**Dataset rows**.

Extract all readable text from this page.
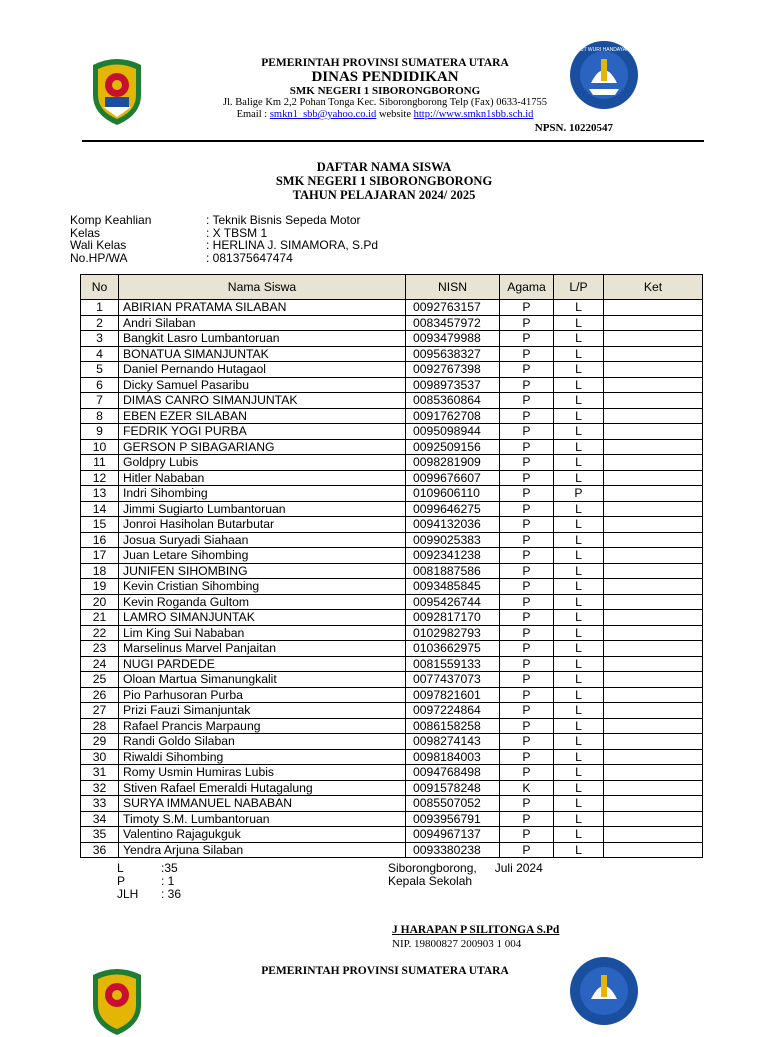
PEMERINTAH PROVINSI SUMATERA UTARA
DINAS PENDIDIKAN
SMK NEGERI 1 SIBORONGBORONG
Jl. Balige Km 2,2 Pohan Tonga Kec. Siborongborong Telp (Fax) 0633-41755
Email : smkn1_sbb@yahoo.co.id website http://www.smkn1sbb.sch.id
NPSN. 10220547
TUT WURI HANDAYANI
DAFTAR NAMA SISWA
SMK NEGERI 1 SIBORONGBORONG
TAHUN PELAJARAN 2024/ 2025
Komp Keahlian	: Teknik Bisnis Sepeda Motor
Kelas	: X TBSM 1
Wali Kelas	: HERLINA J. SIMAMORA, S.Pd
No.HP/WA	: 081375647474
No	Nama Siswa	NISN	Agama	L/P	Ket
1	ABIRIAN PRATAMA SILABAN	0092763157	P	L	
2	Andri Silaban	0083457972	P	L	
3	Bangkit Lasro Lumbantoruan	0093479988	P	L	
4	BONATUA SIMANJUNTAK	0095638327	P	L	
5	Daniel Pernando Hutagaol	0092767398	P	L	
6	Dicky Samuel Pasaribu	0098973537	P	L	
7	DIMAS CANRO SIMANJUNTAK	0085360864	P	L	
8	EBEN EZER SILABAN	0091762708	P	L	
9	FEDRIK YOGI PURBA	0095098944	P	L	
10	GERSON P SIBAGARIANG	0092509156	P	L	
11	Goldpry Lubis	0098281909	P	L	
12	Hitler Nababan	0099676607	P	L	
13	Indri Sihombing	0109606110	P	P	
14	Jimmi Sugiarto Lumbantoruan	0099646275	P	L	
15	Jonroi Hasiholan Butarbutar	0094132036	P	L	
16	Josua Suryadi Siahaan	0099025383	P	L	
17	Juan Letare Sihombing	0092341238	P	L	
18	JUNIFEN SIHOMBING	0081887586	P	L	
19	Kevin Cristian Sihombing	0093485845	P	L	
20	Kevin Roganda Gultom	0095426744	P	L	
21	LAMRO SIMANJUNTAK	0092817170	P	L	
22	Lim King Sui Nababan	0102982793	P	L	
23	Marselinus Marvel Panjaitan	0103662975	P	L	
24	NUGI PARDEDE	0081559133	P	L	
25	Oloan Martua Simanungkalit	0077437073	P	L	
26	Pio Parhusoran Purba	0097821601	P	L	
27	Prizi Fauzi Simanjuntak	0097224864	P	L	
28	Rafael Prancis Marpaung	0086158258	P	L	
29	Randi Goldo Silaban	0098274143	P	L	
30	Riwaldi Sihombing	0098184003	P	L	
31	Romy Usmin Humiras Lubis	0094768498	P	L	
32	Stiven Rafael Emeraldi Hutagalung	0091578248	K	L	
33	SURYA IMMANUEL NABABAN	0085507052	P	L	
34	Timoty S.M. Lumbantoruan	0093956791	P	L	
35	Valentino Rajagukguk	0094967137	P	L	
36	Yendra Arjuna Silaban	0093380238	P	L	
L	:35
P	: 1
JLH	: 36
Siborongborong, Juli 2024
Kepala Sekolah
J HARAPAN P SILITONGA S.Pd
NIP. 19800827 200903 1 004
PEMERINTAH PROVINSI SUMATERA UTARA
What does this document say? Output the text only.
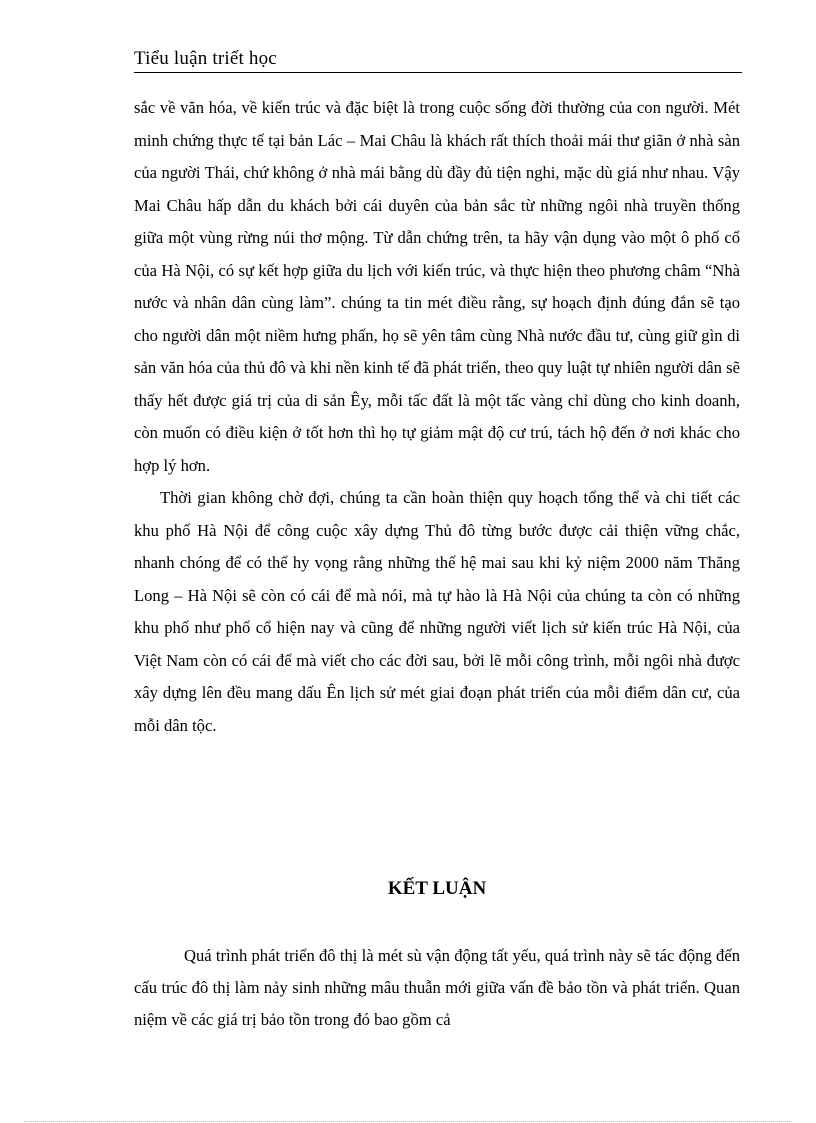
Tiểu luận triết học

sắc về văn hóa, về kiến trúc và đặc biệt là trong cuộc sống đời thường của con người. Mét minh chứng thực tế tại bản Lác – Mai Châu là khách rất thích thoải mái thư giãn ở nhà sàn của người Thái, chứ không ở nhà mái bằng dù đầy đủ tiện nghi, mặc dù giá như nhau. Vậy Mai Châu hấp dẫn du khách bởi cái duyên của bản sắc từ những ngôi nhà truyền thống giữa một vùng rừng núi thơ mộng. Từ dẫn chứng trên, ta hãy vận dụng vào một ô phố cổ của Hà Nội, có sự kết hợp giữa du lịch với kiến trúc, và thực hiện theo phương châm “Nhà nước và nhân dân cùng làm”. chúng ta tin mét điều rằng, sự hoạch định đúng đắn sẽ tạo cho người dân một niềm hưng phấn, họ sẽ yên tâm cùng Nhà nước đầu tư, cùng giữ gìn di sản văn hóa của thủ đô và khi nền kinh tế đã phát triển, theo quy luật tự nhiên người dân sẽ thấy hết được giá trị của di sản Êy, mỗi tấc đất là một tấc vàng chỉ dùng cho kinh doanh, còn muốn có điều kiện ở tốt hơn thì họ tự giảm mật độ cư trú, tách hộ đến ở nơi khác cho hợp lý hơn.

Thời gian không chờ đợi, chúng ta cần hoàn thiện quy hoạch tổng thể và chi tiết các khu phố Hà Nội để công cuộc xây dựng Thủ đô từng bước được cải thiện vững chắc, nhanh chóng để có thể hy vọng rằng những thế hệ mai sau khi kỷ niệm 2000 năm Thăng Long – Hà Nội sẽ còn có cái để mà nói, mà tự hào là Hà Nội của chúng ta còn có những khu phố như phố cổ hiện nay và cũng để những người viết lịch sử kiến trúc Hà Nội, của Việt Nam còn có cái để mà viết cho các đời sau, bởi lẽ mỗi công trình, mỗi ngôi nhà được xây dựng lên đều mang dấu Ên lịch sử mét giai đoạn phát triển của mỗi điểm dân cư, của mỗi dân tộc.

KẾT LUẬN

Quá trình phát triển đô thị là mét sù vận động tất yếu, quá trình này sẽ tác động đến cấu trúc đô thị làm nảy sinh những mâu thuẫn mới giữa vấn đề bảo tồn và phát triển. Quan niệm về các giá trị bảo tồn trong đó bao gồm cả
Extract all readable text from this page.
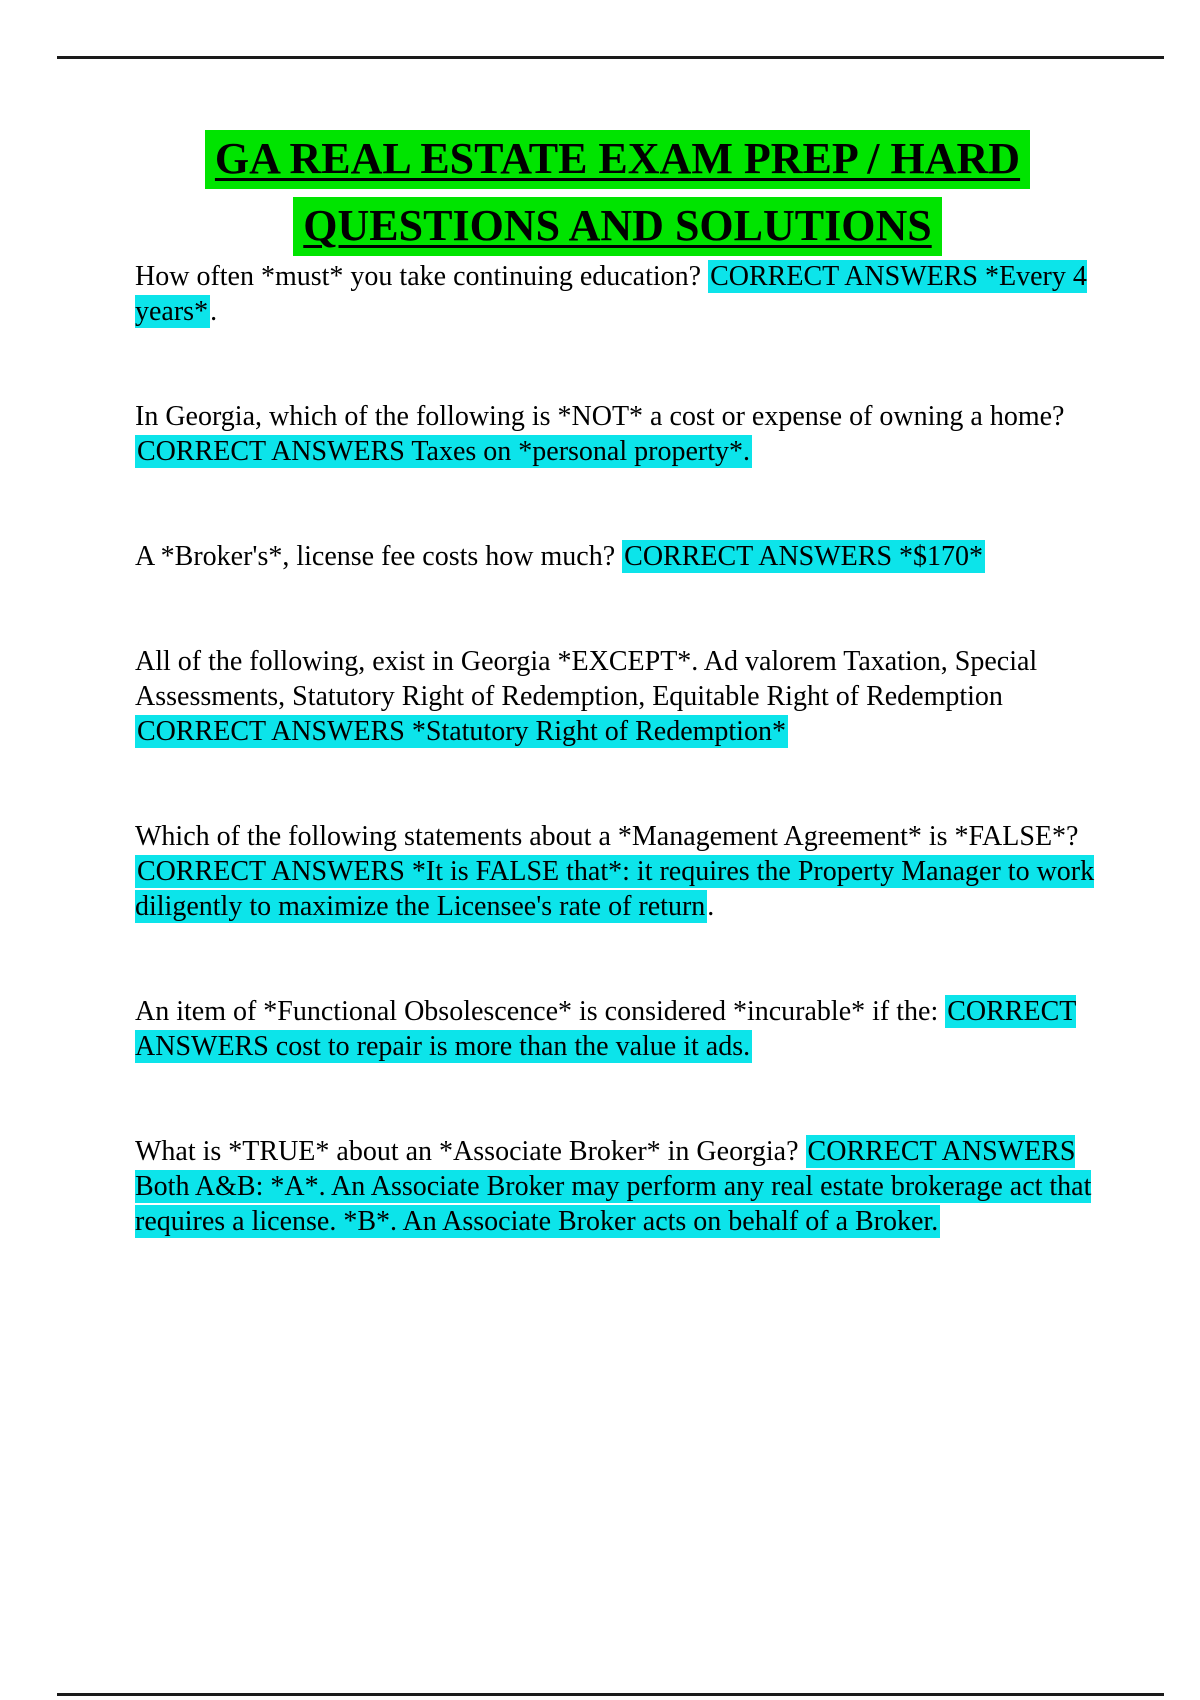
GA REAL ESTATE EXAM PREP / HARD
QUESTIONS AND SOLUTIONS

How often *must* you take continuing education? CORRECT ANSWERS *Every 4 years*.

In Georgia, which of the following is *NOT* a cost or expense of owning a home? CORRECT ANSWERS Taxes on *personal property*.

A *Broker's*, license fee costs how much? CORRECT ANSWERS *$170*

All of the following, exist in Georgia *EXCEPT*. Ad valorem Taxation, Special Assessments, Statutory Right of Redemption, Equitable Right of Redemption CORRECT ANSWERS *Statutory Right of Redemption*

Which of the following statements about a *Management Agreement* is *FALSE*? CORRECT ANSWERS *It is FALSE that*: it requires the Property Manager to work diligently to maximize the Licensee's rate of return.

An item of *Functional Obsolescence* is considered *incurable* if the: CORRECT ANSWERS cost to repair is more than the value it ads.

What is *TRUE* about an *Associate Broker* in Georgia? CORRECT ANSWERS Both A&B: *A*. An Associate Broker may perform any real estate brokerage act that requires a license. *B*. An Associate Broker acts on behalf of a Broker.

**Instructions for the task**. Each record must be quoted in full and exactly. Do not include the pictures.

**Answer to the problem**.
Extract all readable text from this page.
PEMERINTAH PROVINSI SUMATERA UTARA
DINAS PENDIDIKAN
SMK NEGERI 1 SIBORONGBORONG
Jl. Balige Km 2,2 Pohan Tonga Kec. Siborongborong Telp (Fax) 0633-41755
Email : smkn1_sbb@yahoo.co.id website http://www.smkn1sbb.sch.id
NPSN. 10220547
TUT WURI HANDAYANI
DAFTAR NAMA SISWA
SMK NEGERI 1 SIBORONGBORONG
TAHUN PELAJARAN 2024/ 2025
Komp Keahlian	: Teknik Bisnis Sepeda Motor
Kelas	: X TBSM 1
Wali Kelas	: HERLINA J. SIMAMORA, S.Pd
No.HP/WA	: 081375647474
No	Nama Siswa	NISN	Agama	L/P	Ket
1	ABIRIAN PRATAMA SILABAN	0092763157	P	L	
2	Andri Silaban	0083457972	P	L	
3	Bangkit Lasro Lumbantoruan	0093479988	P	L	
4	BONATUA SIMANJUNTAK	0095638327	P	L	
5	Daniel Pernando Hutagaol	0092767398	P	L	
6	Dicky Samuel Pasaribu	0098973537	P	L	
7	DIMAS CANRO SIMANJUNTAK	0085360864	P	L	
8	EBEN EZER SILABAN	0091762708	P	L	
9	FEDRIK YOGI PURBA	0095098944	P	L	
10	GERSON P SIBAGARIANG	0092509156	P	L	
11	Goldpry Lubis	0098281909	P	L	
12	Hitler Nababan	0099676607	P	L	
13	Indri Sihombing	0109606110	P	P	
14	Jimmi Sugiarto Lumbantoruan	0099646275	P	L	
15	Jonroi Hasiholan Butarbutar	0094132036	P	L	
16	Josua Suryadi Siahaan	0099025383	P	L	
17	Juan Letare Sihombing	0092341238	P	L	
18	JUNIFEN SIHOMBING	0081887586	P	L	
19	Kevin Cristian Sihombing	0093485845	P	L	
20	Kevin Roganda Gultom	0095426744	P	L	
21	LAMRO SIMANJUNTAK	0092817170	P	L	
22	Lim King Sui Nababan	0102982793	P	L	
23	Marselinus Marvel Panjaitan	0103662975	P	L	
24	NUGI PARDEDE	0081559133	P	L	
25	Oloan Martua Simanungkalit	0077437073	P	L	
26	Pio Parhusoran Purba	0097821601	P	L	
27	Prizi Fauzi Simanjuntak	0097224864	P	L	
28	Rafael Prancis Marpaung	0086158258	P	L	
29	Randi Goldo Silaban	0098274143	P	L	
30	Riwaldi Sihombing	0098184003	P	L	
31	Romy Usmin Humiras Lubis	0094768498	P	L	
32	Stiven Rafael Emeraldi Hutagalung	0091578248	K	L	
33	SURYA IMMANUEL NABABAN	0085507052	P	L	
34	Timoty S.M. Lumbantoruan	0093956791	P	L	
35	Valentino Rajagukguk	0094967137	P	L	
36	Yendra Arjuna Silaban	0093380238	P	L	
L	:35
P	: 1
JLH	: 36
Siborongborong, Juli 2024
Kepala Sekolah
J HARAPAN P SILITONGA S.Pd
NIP. 19800827 200903 1 004
PEMERINTAH PROVINSI SUMATERA UTARA
What does this document say? Output the text only.
Tiểu luận triết học

sắc về văn hóa, về kiến trúc và đặc biệt là trong cuộc sống đời thường của con người. Mét minh chứng thực tế tại bản Lác – Mai Châu là khách rất thích thoải mái thư giãn ở nhà sàn của người Thái, chứ không ở nhà mái bằng dù đầy đủ tiện nghi, mặc dù giá như nhau. Vậy Mai Châu hấp dẫn du khách bởi cái duyên của bản sắc từ những ngôi nhà truyền thống giữa một vùng rừng núi thơ mộng. Từ dẫn chứng trên, ta hãy vận dụng vào một ô phố cổ của Hà Nội, có sự kết hợp giữa du lịch với kiến trúc, và thực hiện theo phương châm “Nhà nước và nhân dân cùng làm”. chúng ta tin mét điều rằng, sự hoạch định đúng đắn sẽ tạo cho người dân một niềm hưng phấn, họ sẽ yên tâm cùng Nhà nước đầu tư, cùng giữ gìn di sản văn hóa của thủ đô và khi nền kinh tế đã phát triển, theo quy luật tự nhiên người dân sẽ thấy hết được giá trị của di sản Êy, mỗi tấc đất là một tấc vàng chỉ dùng cho kinh doanh, còn muốn có điều kiện ở tốt hơn thì họ tự giảm mật độ cư trú, tách hộ đến ở nơi khác cho hợp lý hơn.

Thời gian không chờ đợi, chúng ta cần hoàn thiện quy hoạch tổng thể và chi tiết các khu phố Hà Nội để công cuộc xây dựng Thủ đô từng bước được cải thiện vững chắc, nhanh chóng để có thể hy vọng rằng những thế hệ mai sau khi kỷ niệm 2000 năm Thăng Long – Hà Nội sẽ còn có cái để mà nói, mà tự hào là Hà Nội của chúng ta còn có những khu phố như phố cổ hiện nay và cũng để những người viết lịch sử kiến trúc Hà Nội, của Việt Nam còn có cái để mà viết cho các đời sau, bởi lẽ mỗi công trình, mỗi ngôi nhà được xây dựng lên đều mang dấu Ên lịch sử mét giai đoạn phát triển của mỗi điểm dân cư, của mỗi dân tộc.

KẾT LUẬN

Quá trình phát triển đô thị là mét sù vận động tất yếu, quá trình này sẽ tác động đến cấu trúc đô thị làm nảy sinh những mâu thuẫn mới giữa vấn đề bảo tồn và phát triển. Quan niệm về các giá trị bảo tồn trong đó bao gồm cả
Extract all readable text from this page.
GA REAL ESTATE EXAM PREP / HARD
QUESTIONS AND SOLUTIONS

How often *must* you take continuing education? CORRECT ANSWERS *Every 4 years*.

In Georgia, which of the following is *NOT* a cost or expense of owning a home? CORRECT ANSWERS Taxes on *personal property*.

A *Broker's*, license fee costs how much? CORRECT ANSWERS *$170*

All of the following, exist in Georgia *EXCEPT*. Ad valorem Taxation, Special Assessments, Statutory Right of Redemption, Equitable Right of Redemption CORRECT ANSWERS *Statutory Right of Redemption*

Which of the following statements about a *Management Agreement* is *FALSE*? CORRECT ANSWERS *It is FALSE that*: it requires the Property Manager to work diligently to maximize the Licensee's rate of return.

An item of *Functional Obsolescence* is considered *incurable* if the: CORRECT ANSWERS cost to repair is more than the value it ads.

What is *TRUE* about an *Associate Broker* in Georgia? CORRECT ANSWERS Both A&B: *A*. An Associate Broker may perform any real estate brokerage act that requires a license. *B*. An Associate Broker acts on behalf of a Broker.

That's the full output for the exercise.